# EXERCISE DETAILS:
Your task is to transcribe the records exactly, skipping every image.

═══ RECORDS FOR THIS TASK

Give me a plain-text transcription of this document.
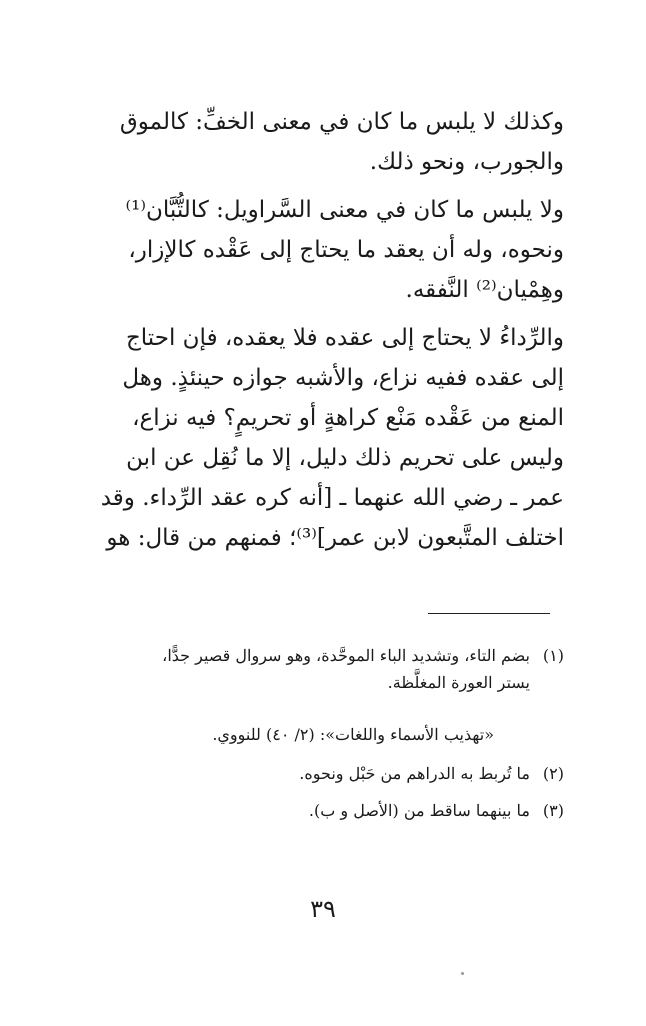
وكذلك لا يلبس ما كان في معنى الخفِّ: كالموق
والجورب، ونحو ذلك.
ولا يلبس ما كان في معنى السَّراويل: كالتُّبَّان⁽¹⁾
ونحوه، وله أن يعقد ما يحتاج إلى عَقْده كالإزار،
وهِمْيان⁽²⁾ النَّفقه.
والرِّداءُ لا يحتاج إلى عقده فلا يعقده، فإن احتاج
إلى عقده ففيه نزاع، والأشبه جوازه حينئذٍ. وهل
المنع من عَقْده مَنْع كراهةٍ أو تحريمٍ؟ فيه نزاع،
وليس على تحريم ذلك دليل، إلا ما نُقِل عن ابن
عمر ـ رضي الله عنهما ـ [أنه كره عقد الرِّداء. وقد
اختلف المتَّبعون لابن عمر]⁽³⁾؛ فمنهم من قال: هو
(١)
بضم التاء، وتشديد الباء الموحَّدة، وهو سروال قصير جدًّا،
يستر العورة المغلَّظة.
«تهذيب الأسماء واللغات»: (٢/ ٤٠) للنووي.
(٢)
ما تُربط به الدراهم من حَبْل ونحوه.
(٣)
ما بينهما ساقط من (الأصل و ب).
٣٩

══════

# RESULT BELOW:
Give me a plain-text transcription of this document.
وكذلك لا يلبس ما كان في معنى الخفِّ: كالموق
والجورب، ونحو ذلك.
ولا يلبس ما كان في معنى السَّراويل: كالتُّبَّان⁽¹⁾
ونحوه، وله أن يعقد ما يحتاج إلى عَقْده كالإزار،
وهِمْيان⁽²⁾ النَّفقه.
والرِّداءُ لا يحتاج إلى عقده فلا يعقده، فإن احتاج
إلى عقده ففيه نزاع، والأشبه جوازه حينئذٍ. وهل
المنع من عَقْده مَنْع كراهةٍ أو تحريمٍ؟ فيه نزاع،
وليس على تحريم ذلك دليل، إلا ما نُقِل عن ابن
عمر ـ رضي الله عنهما ـ [أنه كره عقد الرِّداء. وقد
اختلف المتَّبعون لابن عمر]⁽³⁾؛ فمنهم من قال: هو
(١)
بضم التاء، وتشديد الباء الموحَّدة، وهو سروال قصير جدًّا،
يستر العورة المغلَّظة.
«تهذيب الأسماء واللغات»: (٢/ ٤٠) للنووي.
(٢)
ما تُربط به الدراهم من حَبْل ونحوه.
(٣)
ما بينهما ساقط من (الأصل و ب).
٣٩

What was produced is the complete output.